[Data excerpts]
##########

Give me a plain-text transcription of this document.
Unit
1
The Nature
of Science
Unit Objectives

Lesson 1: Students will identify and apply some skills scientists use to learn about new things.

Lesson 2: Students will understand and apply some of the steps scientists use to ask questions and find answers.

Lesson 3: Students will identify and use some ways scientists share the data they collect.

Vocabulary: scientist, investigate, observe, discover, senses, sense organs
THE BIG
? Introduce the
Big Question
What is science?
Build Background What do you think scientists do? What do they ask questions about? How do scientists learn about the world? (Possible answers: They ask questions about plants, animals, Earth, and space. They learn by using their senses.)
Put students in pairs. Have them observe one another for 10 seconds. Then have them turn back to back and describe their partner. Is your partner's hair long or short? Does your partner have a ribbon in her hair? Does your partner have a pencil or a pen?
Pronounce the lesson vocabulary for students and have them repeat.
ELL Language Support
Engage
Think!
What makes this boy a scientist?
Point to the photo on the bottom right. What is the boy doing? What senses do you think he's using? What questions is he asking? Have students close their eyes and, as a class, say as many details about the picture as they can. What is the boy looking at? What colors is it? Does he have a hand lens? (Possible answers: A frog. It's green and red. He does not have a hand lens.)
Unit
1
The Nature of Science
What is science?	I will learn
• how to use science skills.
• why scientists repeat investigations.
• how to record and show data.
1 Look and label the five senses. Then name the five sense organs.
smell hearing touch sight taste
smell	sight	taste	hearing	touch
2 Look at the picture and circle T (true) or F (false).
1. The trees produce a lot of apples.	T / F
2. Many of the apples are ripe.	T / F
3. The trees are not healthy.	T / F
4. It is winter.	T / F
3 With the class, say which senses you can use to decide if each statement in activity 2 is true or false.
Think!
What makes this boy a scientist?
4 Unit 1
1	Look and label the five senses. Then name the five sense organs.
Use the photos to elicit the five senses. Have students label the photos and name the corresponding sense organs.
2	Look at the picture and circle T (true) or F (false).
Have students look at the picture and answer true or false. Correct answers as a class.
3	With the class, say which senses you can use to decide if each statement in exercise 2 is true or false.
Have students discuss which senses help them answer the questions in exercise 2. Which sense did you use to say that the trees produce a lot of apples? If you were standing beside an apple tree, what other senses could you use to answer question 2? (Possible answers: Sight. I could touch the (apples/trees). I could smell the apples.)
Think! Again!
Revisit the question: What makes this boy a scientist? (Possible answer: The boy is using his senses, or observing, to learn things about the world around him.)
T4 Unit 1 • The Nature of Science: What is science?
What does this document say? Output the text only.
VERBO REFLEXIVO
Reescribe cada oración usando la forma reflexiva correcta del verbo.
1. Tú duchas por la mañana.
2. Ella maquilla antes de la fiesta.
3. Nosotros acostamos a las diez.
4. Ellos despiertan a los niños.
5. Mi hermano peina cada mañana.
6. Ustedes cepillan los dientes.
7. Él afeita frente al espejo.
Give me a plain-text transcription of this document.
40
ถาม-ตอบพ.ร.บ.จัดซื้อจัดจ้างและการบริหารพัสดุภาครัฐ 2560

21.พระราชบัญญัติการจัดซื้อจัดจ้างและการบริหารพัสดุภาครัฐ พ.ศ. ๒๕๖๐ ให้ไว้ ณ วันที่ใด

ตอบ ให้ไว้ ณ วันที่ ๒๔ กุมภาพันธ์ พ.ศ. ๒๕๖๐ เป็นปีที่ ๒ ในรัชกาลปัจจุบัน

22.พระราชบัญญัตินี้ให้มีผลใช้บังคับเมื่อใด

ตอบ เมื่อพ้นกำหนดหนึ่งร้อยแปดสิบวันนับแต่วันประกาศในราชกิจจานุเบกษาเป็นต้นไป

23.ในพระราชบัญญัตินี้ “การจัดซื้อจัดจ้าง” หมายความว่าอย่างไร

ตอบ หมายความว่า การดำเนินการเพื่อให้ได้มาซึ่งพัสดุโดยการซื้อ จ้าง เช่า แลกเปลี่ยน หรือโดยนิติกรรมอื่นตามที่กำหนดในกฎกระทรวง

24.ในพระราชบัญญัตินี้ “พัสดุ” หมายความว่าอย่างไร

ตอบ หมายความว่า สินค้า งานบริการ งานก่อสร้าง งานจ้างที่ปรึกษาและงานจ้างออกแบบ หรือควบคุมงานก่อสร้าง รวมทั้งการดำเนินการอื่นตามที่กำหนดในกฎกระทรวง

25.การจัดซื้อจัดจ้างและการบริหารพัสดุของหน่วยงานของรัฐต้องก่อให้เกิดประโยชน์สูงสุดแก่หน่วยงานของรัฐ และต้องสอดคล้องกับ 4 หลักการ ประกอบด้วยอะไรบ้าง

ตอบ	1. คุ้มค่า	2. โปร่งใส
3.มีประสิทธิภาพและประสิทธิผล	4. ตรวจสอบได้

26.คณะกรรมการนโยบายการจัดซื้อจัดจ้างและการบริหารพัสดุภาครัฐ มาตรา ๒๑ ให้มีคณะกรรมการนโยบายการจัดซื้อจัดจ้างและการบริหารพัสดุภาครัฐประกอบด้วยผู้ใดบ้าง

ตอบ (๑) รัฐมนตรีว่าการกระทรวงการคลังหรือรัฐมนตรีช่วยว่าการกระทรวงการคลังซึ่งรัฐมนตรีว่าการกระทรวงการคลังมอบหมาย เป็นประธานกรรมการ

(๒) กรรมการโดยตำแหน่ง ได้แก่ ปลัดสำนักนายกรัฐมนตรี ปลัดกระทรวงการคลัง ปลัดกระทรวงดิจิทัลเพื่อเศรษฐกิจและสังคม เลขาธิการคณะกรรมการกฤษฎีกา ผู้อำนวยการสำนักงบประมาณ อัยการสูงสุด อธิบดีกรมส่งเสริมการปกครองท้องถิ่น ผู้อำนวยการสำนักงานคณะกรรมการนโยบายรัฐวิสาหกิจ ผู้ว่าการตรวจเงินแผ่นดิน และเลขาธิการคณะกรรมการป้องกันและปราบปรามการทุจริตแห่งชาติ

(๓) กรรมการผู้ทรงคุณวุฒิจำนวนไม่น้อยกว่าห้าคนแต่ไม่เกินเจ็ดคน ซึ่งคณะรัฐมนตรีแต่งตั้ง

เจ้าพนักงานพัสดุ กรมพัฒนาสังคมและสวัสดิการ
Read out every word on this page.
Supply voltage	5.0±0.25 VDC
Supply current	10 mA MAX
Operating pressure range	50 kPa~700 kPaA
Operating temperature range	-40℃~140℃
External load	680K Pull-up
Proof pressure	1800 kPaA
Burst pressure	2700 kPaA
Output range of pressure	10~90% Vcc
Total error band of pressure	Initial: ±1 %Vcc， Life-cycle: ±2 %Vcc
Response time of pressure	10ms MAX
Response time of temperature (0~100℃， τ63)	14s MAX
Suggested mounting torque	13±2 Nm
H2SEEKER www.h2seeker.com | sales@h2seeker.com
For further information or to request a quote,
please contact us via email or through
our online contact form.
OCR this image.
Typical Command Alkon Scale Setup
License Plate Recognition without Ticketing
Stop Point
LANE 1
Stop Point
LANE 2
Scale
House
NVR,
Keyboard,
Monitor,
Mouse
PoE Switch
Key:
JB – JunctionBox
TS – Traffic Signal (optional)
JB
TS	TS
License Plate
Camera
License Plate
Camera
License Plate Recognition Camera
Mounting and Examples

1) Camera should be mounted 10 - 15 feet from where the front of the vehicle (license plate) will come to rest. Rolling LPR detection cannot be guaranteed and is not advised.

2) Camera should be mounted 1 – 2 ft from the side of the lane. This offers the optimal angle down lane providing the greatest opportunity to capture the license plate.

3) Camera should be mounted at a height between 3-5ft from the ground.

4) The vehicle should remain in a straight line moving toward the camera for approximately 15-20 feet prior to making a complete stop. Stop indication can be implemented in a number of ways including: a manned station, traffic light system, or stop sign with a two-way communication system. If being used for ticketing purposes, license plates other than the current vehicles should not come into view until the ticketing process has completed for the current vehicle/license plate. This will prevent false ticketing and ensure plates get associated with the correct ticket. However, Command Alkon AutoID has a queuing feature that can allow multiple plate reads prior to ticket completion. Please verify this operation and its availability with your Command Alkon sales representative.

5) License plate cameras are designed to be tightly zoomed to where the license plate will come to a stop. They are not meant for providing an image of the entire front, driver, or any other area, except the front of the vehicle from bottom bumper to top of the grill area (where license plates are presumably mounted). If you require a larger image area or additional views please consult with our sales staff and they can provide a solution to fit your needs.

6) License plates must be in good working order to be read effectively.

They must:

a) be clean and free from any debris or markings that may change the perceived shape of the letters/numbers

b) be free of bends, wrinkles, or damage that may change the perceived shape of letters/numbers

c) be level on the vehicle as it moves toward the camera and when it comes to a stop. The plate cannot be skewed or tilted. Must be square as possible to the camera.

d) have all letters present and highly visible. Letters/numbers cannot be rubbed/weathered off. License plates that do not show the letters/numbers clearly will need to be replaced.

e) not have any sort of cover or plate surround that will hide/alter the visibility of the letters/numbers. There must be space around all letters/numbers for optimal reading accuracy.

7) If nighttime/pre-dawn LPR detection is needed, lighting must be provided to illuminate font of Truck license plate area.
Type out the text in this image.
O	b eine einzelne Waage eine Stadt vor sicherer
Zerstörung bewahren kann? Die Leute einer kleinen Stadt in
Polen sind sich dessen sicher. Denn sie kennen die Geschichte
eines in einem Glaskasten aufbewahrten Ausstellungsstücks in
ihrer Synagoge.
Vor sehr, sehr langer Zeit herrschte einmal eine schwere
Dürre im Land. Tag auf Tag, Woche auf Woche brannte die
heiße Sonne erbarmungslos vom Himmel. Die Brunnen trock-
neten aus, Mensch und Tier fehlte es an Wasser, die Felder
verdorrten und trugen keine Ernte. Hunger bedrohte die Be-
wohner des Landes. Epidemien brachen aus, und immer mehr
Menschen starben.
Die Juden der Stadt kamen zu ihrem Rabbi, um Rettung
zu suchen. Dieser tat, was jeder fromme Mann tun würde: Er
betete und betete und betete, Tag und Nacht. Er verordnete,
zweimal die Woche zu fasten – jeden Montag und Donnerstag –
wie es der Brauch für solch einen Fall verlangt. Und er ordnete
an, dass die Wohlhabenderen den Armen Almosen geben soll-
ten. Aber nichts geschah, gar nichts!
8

##########

* [What you will do]: Make a list of all lines in the data that contain "label".

* [Reply to the exercise]:
1 Look and label the five senses. Then name the five sense organs.
1	Look and label the five senses. Then name the five sense organs.
Use the photos to elicit the five senses. Have students label the photos and name the corresponding sense organs.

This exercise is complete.